### Task goal
Extract every line below that contains the word "belek".

___ Record list ___

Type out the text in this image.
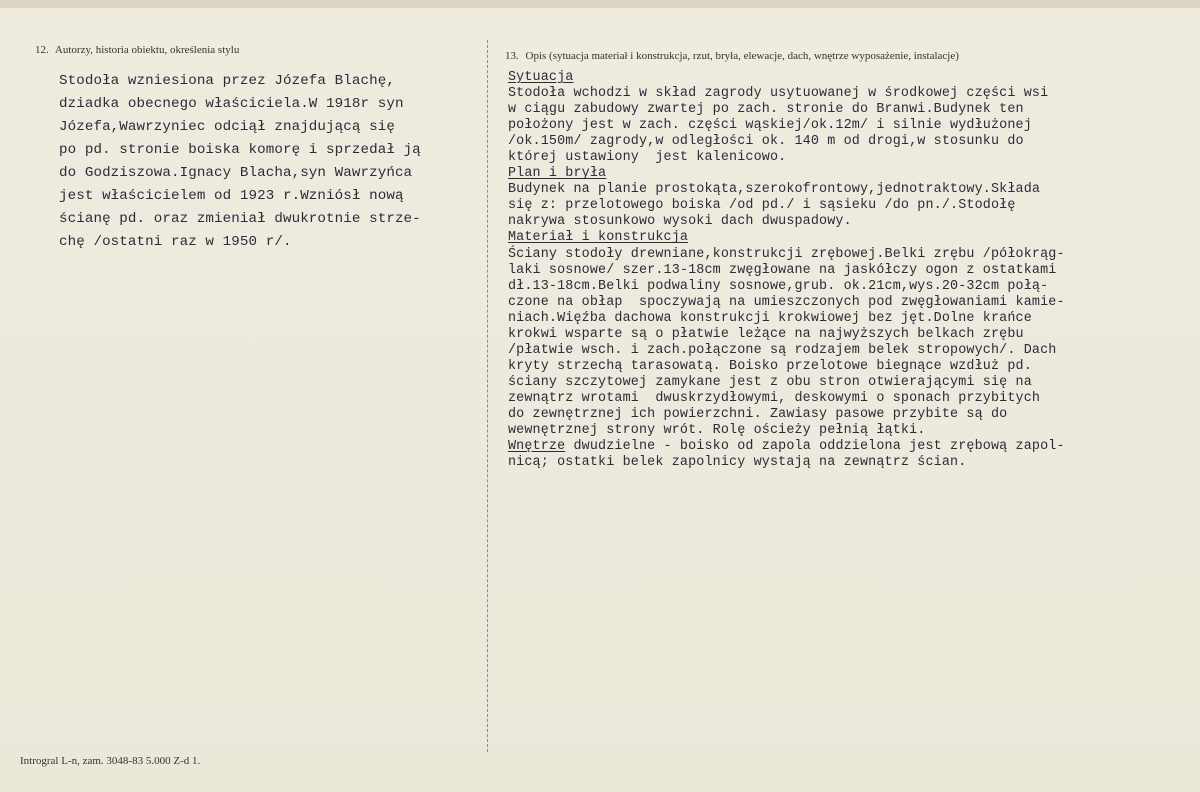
12. Autorzy, historia obiektu, określenia stylu	13. Opis (sytuacja materiał i konstrukcja, rzut, bryła, elewacje, dach, wnętrze wyposażenie, instalacje)
Stodoła wzniesiona przez Józefa Blachę,
dziadka obecnego właściciela.W 1918r syn
Józefa,Wawrzyniec odciął znajdującą się
po pd. stronie boiska komorę i sprzedał ją
do Godziszowa.Ignacy Blacha,syn Wawrzyńca
jest właścicielem od 1923 r.Wzniósł nową
ścianę pd. oraz zmieniał dwukrotnie strze-
chę /ostatni raz w 1950 r/.
Sytuacja
Stodoła wchodzi w skład zagrody usytuowanej w środkowej części wsi
w ciągu zabudowy zwartej po zach. stronie do Branwi.Budynek ten
położony jest w zach. części wąskiej/ok.12m/ i silnie wydłużonej
/ok.150m/ zagrody,w odległości ok. 140 m od drogi,w stosunku do
której ustawiony  jest kalenicowo.
Plan i bryła
Budynek na planie prostokąta,szerokofrontowy,jednotraktowy.Składa
się z: przelotowego boiska /od pd./ i sąsieku /do pn./.Stodołę
nakrywa stosunkowo wysoki dach dwuspadowy.
Materiał i konstrukcja
Ściany stodoły drewniane,konstrukcji zrębowej.Belki zrębu /półokrąg-
laki sosnowe/ szer.13-18cm zwęgłowane na jaskółczy ogon z ostatkami
dł.13-18cm.Belki podwaliny sosnowe,grub. ok.21cm,wys.20-32cm połą-
czone na obłap  spoczywają na umieszczonych pod zwęgłowaniami kamie-
niach.Więźba dachowa konstrukcji krokwiowej bez jęt.Dolne krańce
krokwi wsparte są o płatwie leżące na najwyższych belkach zrębu
/płatwie wsch. i zach.połączone są rodzajem belek stropowych/. Dach
kryty strzechą tarasowatą. Boisko przelotowe biegnące wzdłuż pd.
ściany szczytowej zamykane jest z obu stron otwierającymi się na
zewnątrz wrotami  dwuskrzydłowymi, deskowymi o sponach przybitych
do zewnętrznej ich powierzchni. Zawiasy pasowe przybite są do
wewnętrznej strony wrót. Rolę ościeży pełnią łątki.
Wnętrze dwudzielne - boisko od zapola oddzielona jest zrębową zapol-
nicą; ostatki belek zapolnicy wystają na zewnątrz ścian.
Introgral L-n, zam. 3048-83 5.000 Z-d 1.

___

### Exercise solution
/płatwie wsch. i zach.połączone są rodzajem belek stropowych/. Dach
nicą; ostatki belek zapolnicy wystają na zewnątrz ścian.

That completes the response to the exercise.